Task instructions: Make an exact copy of all the entries, with the pictures left out.

Input for this task:
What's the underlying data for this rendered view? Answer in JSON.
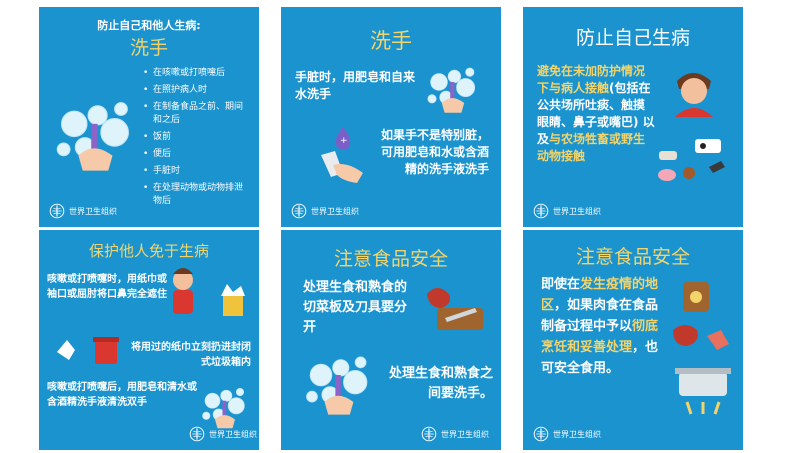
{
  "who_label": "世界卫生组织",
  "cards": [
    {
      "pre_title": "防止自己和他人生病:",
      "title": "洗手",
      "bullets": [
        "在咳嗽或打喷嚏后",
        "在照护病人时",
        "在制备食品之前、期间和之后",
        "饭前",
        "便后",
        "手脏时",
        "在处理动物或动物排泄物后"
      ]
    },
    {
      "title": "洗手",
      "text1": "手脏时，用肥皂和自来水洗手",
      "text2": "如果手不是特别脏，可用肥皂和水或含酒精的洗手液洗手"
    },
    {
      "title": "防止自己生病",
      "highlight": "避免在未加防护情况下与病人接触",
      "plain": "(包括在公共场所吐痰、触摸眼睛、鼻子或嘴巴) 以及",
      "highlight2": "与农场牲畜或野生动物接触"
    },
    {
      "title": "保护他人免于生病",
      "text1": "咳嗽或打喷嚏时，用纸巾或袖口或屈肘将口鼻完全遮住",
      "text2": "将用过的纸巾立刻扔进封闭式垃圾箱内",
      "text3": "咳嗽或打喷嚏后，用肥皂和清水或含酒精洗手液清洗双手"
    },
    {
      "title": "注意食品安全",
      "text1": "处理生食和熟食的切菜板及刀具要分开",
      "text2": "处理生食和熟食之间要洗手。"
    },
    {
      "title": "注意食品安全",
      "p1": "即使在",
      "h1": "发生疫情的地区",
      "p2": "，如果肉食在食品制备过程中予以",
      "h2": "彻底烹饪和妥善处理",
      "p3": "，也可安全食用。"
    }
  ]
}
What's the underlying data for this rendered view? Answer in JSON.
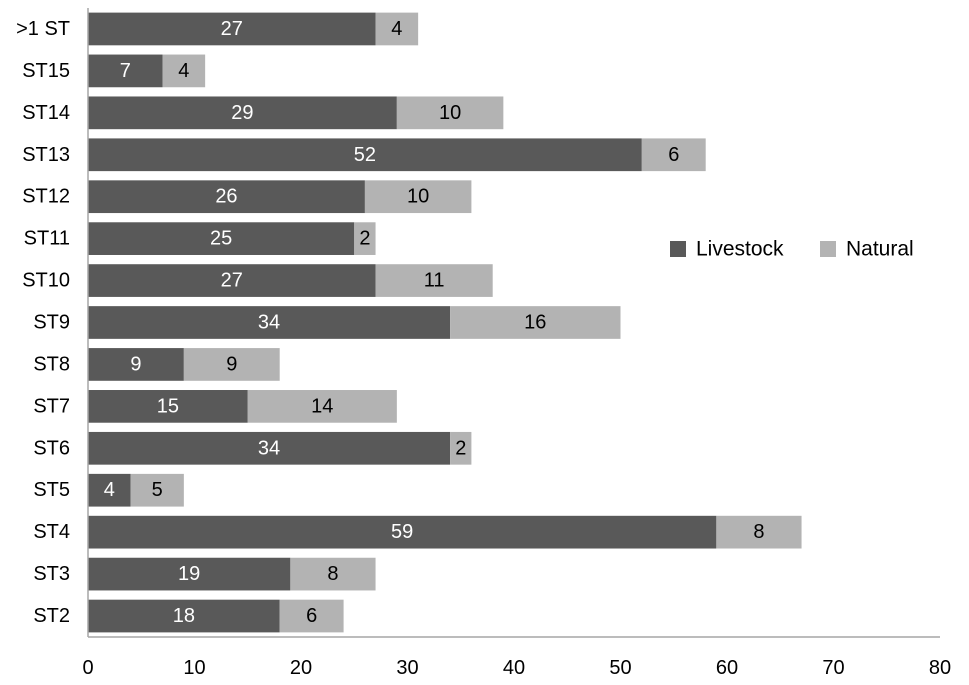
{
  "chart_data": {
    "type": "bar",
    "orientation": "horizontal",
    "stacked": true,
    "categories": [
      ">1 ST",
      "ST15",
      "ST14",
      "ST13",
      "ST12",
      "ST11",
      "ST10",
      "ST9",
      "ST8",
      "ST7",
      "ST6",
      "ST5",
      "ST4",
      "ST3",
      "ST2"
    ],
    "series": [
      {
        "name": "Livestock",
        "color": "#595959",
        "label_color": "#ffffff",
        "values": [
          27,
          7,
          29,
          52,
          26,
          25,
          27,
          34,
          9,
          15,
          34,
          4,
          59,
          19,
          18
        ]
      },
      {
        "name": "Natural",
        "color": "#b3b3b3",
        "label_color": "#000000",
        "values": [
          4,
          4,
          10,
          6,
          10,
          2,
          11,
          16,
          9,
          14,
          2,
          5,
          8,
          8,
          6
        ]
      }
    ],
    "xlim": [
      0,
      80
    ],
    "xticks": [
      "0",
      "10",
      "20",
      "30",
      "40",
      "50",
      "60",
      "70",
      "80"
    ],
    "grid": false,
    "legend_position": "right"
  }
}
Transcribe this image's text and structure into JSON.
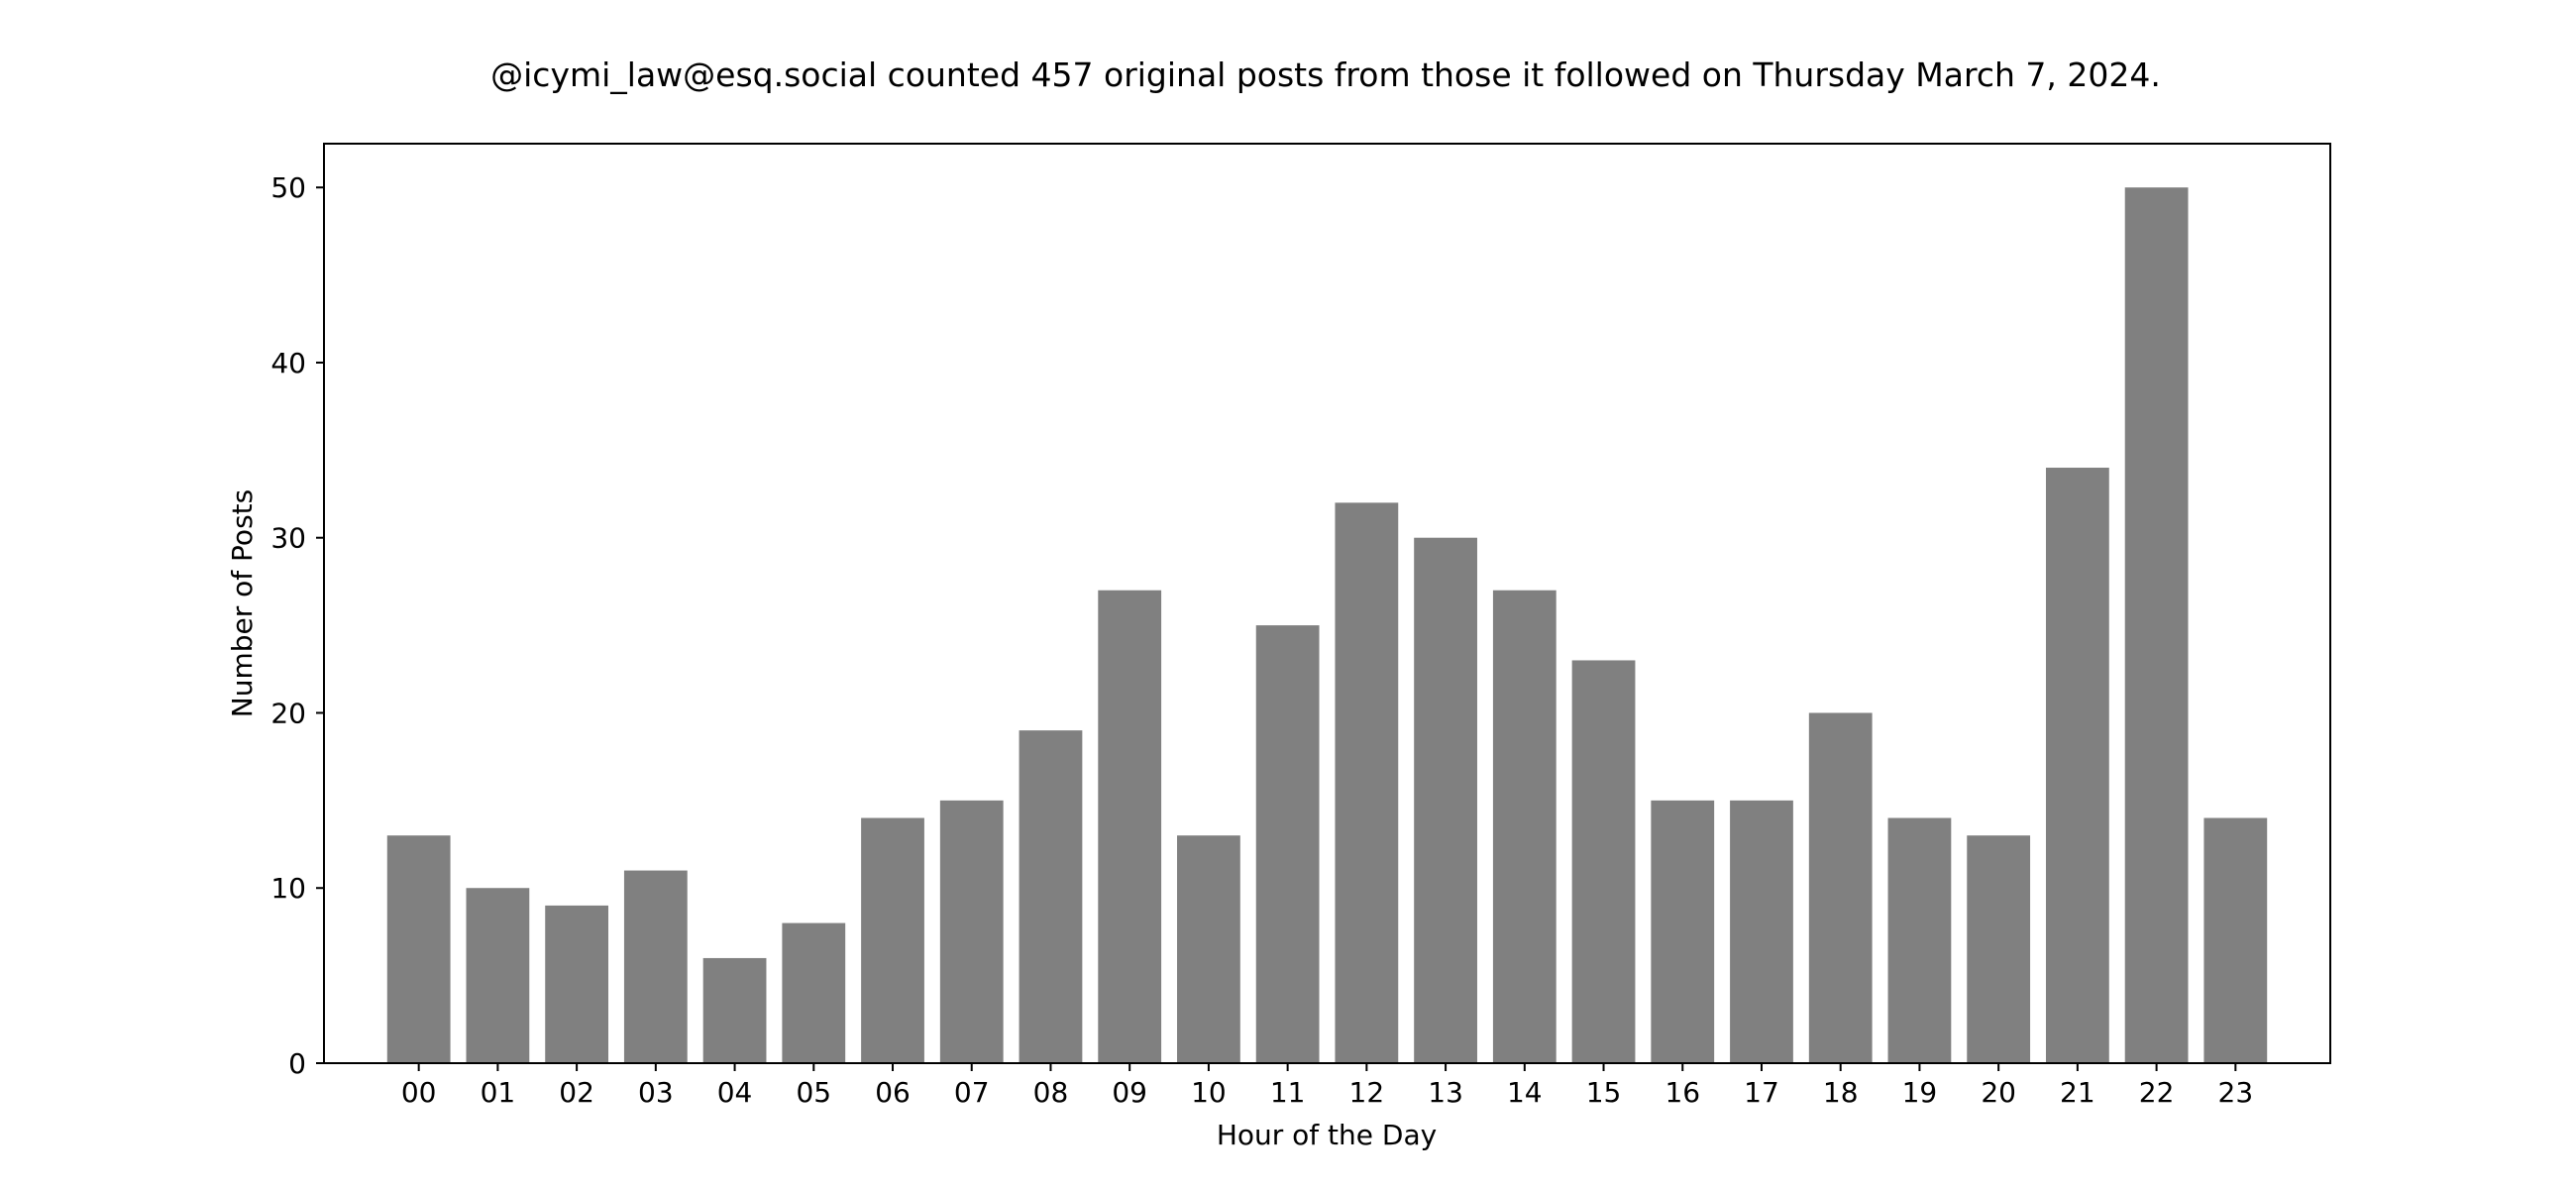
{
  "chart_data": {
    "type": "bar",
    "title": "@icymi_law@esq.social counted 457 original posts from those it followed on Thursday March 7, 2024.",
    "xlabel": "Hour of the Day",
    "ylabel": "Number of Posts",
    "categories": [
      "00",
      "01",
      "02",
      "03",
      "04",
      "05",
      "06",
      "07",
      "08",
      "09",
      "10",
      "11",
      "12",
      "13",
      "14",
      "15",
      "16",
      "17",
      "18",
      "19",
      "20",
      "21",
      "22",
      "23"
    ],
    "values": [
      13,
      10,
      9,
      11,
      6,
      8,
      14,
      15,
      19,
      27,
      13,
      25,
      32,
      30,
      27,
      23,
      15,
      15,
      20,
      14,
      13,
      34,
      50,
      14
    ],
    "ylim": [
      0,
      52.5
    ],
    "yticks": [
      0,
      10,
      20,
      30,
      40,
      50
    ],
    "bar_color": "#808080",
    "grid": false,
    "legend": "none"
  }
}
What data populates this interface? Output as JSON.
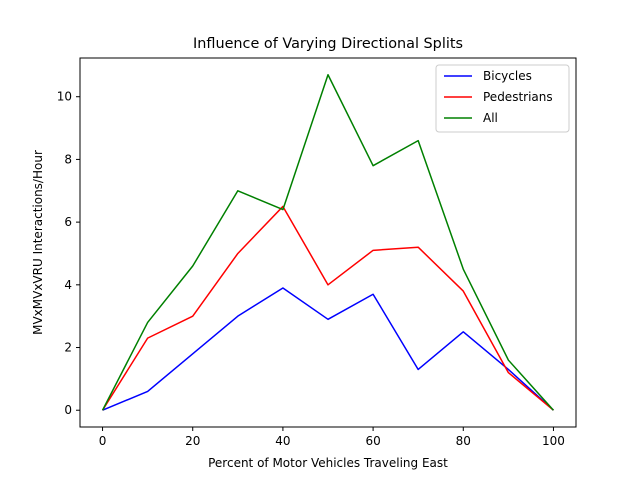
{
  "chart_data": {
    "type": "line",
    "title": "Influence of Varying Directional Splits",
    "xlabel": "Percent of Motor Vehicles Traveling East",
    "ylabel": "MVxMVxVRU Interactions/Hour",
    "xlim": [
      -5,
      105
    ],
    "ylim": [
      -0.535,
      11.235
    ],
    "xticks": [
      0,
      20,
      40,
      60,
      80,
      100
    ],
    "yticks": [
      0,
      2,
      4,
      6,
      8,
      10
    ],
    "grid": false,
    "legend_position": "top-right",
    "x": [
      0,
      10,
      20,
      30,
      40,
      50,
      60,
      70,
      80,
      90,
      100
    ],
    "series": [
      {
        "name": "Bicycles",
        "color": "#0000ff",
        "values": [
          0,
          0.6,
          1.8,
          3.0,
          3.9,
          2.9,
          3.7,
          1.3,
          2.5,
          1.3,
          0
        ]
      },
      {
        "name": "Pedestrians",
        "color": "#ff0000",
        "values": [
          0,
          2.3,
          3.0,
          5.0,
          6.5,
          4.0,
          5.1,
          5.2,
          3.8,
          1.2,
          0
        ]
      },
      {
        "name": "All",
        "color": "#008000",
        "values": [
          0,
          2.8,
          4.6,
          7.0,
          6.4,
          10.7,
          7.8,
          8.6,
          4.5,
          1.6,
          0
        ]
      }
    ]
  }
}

Problem solution:
What's the underlying data for this rendered view? Answer in JSON.
{
  "who_label": "世界卫生组织",
  "cards": [
    {
      "pre_title": "防止自己和他人生病:",
      "title": "洗手",
      "bullets": [
        "在咳嗽或打喷嚏后",
        "在照护病人时",
        "在制备食品之前、期间和之后",
        "饭前",
        "便后",
        "手脏时",
        "在处理动物或动物排泄物后"
      ]
    },
    {
      "title": "洗手",
      "text1": "手脏时，用肥皂和自来水洗手",
      "text2": "如果手不是特别脏，可用肥皂和水或含酒精的洗手液洗手"
    },
    {
      "title": "防止自己生病",
      "highlight": "避免在未加防护情况下与病人接触",
      "plain": "(包括在公共场所吐痰、触摸眼睛、鼻子或嘴巴) 以及",
      "highlight2": "与农场牲畜或野生动物接触"
    },
    {
      "title": "保护他人免于生病",
      "text1": "咳嗽或打喷嚏时，用纸巾或袖口或屈肘将口鼻完全遮住",
      "text2": "将用过的纸巾立刻扔进封闭式垃圾箱内",
      "text3": "咳嗽或打喷嚏后，用肥皂和清水或含酒精洗手液清洗双手"
    },
    {
      "title": "注意食品安全",
      "text1": "处理生食和熟食的切菜板及刀具要分开",
      "text2": "处理生食和熟食之间要洗手。"
    },
    {
      "title": "注意食品安全",
      "p1": "即使在",
      "h1": "发生疫情的地区",
      "p2": "，如果肉食在食品制备过程中予以",
      "h2": "彻底烹饪和妥善处理",
      "p3": "，也可安全食用。"
    }
  ]
}
What's the underlying data for this rendered view? Answer in JSON.
{
  "chart_data": {
    "type": "bar",
    "orientation": "horizontal",
    "stacked": true,
    "categories": [
      ">1 ST",
      "ST15",
      "ST14",
      "ST13",
      "ST12",
      "ST11",
      "ST10",
      "ST9",
      "ST8",
      "ST7",
      "ST6",
      "ST5",
      "ST4",
      "ST3",
      "ST2"
    ],
    "series": [
      {
        "name": "Livestock",
        "color": "#595959",
        "label_color": "#ffffff",
        "values": [
          27,
          7,
          29,
          52,
          26,
          25,
          27,
          34,
          9,
          15,
          34,
          4,
          59,
          19,
          18
        ]
      },
      {
        "name": "Natural",
        "color": "#b3b3b3",
        "label_color": "#000000",
        "values": [
          4,
          4,
          10,
          6,
          10,
          2,
          11,
          16,
          9,
          14,
          2,
          5,
          8,
          8,
          6
        ]
      }
    ],
    "xlim": [
      0,
      80
    ],
    "xticks": [
      "0",
      "10",
      "20",
      "30",
      "40",
      "50",
      "60",
      "70",
      "80"
    ],
    "grid": false,
    "legend_position": "right"
  }
}
Transcribe this image's text and structure into JSON.
{
  "chart_data": {
    "type": "bar",
    "title": "@icymi_law@esq.social counted 457 original posts from those it followed on Thursday March 7, 2024.",
    "xlabel": "Hour of the Day",
    "ylabel": "Number of Posts",
    "categories": [
      "00",
      "01",
      "02",
      "03",
      "04",
      "05",
      "06",
      "07",
      "08",
      "09",
      "10",
      "11",
      "12",
      "13",
      "14",
      "15",
      "16",
      "17",
      "18",
      "19",
      "20",
      "21",
      "22",
      "23"
    ],
    "values": [
      13,
      10,
      9,
      11,
      6,
      8,
      14,
      15,
      19,
      27,
      13,
      25,
      32,
      30,
      27,
      23,
      15,
      15,
      20,
      14,
      13,
      34,
      50,
      14
    ],
    "ylim": [
      0,
      52.5
    ],
    "yticks": [
      0,
      10,
      20,
      30,
      40,
      50
    ],
    "bar_color": "#808080",
    "grid": false,
    "legend": "none"
  }
}
What data populates this interface? Output as JSON.
{
  "chart_data": {
    "type": "line",
    "title": "Influence of Varying Directional Splits",
    "xlabel": "Percent of Motor Vehicles Traveling East",
    "ylabel": "MVxMVxVRU Interactions/Hour",
    "xlim": [
      -5,
      105
    ],
    "ylim": [
      -0.535,
      11.235
    ],
    "xticks": [
      0,
      20,
      40,
      60,
      80,
      100
    ],
    "yticks": [
      0,
      2,
      4,
      6,
      8,
      10
    ],
    "grid": false,
    "legend_position": "top-right",
    "x": [
      0,
      10,
      20,
      30,
      40,
      50,
      60,
      70,
      80,
      90,
      100
    ],
    "series": [
      {
        "name": "Bicycles",
        "color": "#0000ff",
        "values": [
          0,
          0.6,
          1.8,
          3.0,
          3.9,
          2.9,
          3.7,
          1.3,
          2.5,
          1.3,
          0
        ]
      },
      {
        "name": "Pedestrians",
        "color": "#ff0000",
        "values": [
          0,
          2.3,
          3.0,
          5.0,
          6.5,
          4.0,
          5.1,
          5.2,
          3.8,
          1.2,
          0
        ]
      },
      {
        "name": "All",
        "color": "#008000",
        "values": [
          0,
          2.8,
          4.6,
          7.0,
          6.4,
          10.7,
          7.8,
          8.6,
          4.5,
          1.6,
          0
        ]
      }
    ]
  }
}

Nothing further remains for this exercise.